Recorded data

┄┄┄┄┄┄┄┄┄┄

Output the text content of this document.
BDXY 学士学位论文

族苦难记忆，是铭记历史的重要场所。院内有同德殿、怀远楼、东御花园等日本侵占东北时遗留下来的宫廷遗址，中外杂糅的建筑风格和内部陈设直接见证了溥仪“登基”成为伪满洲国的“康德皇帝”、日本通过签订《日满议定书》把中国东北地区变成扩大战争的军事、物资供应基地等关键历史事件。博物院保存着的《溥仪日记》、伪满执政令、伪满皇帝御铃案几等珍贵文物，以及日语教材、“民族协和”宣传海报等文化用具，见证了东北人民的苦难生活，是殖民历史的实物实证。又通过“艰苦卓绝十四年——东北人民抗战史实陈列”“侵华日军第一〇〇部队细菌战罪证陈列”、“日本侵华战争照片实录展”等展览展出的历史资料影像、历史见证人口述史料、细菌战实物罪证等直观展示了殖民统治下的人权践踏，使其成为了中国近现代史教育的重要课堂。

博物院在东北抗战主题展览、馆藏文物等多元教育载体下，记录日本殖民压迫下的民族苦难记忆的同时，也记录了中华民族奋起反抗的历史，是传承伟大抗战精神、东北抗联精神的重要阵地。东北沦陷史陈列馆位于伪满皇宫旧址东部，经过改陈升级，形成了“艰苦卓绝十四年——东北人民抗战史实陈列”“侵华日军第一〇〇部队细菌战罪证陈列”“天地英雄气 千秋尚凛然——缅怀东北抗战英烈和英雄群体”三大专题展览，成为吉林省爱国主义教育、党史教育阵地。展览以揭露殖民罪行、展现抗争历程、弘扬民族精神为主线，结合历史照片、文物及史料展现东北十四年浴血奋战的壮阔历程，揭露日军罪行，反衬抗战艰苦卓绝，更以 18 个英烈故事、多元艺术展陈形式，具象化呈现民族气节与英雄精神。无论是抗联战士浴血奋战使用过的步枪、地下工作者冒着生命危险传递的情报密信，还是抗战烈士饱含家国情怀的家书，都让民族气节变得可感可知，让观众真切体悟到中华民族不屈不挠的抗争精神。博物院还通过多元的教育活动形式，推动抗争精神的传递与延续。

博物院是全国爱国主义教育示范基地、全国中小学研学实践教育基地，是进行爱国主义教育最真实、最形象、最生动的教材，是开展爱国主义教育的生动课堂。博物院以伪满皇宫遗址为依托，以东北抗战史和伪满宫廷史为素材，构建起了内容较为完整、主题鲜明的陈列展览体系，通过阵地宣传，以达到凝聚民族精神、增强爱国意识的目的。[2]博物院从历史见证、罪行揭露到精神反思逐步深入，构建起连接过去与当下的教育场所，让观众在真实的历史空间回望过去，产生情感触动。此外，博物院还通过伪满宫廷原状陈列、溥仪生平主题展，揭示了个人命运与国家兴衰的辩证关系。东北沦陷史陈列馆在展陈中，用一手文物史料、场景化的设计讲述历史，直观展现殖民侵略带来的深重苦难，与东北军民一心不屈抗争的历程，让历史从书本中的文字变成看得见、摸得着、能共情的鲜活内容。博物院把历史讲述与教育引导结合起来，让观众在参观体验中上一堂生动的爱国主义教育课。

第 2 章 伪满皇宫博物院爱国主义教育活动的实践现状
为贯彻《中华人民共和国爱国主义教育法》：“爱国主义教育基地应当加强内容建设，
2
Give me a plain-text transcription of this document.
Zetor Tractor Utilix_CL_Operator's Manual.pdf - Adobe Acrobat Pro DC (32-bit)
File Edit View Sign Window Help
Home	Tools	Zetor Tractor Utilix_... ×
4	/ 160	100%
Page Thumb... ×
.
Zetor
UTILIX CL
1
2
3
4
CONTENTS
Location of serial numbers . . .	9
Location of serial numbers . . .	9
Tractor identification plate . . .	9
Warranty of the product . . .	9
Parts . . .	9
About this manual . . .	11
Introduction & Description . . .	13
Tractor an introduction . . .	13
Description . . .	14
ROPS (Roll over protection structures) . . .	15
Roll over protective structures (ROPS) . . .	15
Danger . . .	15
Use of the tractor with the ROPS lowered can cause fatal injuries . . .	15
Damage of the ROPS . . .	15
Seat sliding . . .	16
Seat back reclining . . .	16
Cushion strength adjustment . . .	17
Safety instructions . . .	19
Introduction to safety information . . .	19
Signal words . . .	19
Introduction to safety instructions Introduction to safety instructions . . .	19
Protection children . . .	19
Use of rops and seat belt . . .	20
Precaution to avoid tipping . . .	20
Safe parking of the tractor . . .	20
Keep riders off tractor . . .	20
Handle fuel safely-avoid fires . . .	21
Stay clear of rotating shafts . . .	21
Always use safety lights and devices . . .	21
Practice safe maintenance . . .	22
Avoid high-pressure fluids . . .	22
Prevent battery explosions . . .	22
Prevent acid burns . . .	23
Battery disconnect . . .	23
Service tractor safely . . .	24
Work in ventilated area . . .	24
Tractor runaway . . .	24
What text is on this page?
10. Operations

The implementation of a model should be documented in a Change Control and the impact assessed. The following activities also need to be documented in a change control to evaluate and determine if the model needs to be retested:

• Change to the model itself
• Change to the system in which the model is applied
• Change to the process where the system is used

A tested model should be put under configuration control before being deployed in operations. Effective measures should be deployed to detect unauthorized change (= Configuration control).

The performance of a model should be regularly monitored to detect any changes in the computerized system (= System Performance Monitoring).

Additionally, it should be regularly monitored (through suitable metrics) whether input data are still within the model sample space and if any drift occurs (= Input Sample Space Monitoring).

┄┄┄┄┄┄┄┄┄┄

Look through the records and count each line that holds "Description". Write only the total.

2